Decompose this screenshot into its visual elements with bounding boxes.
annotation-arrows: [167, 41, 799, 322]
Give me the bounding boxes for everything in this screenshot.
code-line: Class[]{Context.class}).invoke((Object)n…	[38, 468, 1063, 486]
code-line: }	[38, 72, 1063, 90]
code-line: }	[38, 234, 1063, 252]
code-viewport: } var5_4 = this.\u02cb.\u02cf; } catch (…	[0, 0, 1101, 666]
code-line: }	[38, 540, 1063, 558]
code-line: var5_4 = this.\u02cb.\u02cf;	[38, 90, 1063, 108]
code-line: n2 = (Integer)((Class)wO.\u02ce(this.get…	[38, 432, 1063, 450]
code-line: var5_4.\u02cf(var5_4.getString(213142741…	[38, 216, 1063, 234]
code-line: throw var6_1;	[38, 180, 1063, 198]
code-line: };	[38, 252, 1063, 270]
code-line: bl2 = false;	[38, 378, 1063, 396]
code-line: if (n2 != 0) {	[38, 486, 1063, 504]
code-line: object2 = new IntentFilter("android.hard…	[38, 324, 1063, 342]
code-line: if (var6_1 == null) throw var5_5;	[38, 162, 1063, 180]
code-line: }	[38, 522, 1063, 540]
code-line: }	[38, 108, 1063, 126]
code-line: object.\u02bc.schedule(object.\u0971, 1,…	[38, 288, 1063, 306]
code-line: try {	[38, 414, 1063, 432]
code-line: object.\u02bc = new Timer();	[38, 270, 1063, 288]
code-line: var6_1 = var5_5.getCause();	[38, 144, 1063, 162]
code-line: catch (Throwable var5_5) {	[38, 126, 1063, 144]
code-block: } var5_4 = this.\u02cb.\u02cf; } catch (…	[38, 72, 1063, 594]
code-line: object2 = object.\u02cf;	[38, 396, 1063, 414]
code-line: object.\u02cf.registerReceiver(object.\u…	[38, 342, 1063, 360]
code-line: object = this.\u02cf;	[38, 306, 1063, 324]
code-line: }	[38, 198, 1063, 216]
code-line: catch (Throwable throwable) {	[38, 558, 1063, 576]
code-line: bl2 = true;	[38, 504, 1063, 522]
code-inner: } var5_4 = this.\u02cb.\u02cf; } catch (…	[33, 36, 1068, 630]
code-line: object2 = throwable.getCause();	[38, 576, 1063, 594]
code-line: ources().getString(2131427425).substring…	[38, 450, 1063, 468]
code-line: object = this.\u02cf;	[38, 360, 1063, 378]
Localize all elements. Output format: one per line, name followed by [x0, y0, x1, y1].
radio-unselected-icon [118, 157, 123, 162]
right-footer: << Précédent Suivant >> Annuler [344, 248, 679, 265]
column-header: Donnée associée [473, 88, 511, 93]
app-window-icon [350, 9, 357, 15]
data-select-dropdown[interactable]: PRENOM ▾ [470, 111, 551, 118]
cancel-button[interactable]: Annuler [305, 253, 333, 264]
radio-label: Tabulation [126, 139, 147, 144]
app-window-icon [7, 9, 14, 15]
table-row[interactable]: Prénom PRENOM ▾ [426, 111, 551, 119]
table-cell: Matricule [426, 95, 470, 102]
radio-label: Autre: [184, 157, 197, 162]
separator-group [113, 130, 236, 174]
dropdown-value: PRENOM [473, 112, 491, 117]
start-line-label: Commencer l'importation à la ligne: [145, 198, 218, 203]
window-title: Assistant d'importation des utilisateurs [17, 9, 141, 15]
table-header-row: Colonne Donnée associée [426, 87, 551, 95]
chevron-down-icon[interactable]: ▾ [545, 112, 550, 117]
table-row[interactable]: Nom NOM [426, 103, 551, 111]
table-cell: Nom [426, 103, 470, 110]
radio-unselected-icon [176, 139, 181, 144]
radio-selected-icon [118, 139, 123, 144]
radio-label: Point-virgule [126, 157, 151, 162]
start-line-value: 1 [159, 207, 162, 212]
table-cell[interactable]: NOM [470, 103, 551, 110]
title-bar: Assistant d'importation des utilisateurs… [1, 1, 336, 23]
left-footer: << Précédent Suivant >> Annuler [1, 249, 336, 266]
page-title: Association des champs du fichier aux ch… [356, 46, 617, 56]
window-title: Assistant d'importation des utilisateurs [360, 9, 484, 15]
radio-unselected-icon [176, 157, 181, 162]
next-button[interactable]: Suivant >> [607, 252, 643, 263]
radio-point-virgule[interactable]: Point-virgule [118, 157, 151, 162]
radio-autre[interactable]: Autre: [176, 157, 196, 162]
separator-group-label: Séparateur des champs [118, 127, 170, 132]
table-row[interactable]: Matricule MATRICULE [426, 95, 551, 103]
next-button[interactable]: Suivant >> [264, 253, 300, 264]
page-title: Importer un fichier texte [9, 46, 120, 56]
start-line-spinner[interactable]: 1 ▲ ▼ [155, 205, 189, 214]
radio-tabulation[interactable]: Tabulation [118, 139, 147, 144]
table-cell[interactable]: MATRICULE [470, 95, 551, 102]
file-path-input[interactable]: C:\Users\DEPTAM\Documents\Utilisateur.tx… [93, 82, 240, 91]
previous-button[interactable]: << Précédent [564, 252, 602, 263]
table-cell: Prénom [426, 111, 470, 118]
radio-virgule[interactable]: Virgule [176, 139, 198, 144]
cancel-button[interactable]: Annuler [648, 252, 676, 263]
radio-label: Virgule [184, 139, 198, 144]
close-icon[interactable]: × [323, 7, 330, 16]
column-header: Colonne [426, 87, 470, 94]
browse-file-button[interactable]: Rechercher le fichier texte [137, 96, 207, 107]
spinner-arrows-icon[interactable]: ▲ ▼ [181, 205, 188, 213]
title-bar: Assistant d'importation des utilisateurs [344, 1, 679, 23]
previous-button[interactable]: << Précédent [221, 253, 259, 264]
----------
INSTRUCTIONS FOR THE TASK
Find each row above that contains the string "Précédent" and copy every such row in full.

EXPECTED ANSWER
right-footer: << Précédent Suivant >> Annuler [344, 248, 679, 265]
left-footer: << Précédent Suivant >> Annuler [1, 249, 336, 266]
previous-button[interactable]: << Précédent [564, 252, 602, 263]
previous-button[interactable]: << Précédent [221, 253, 259, 264]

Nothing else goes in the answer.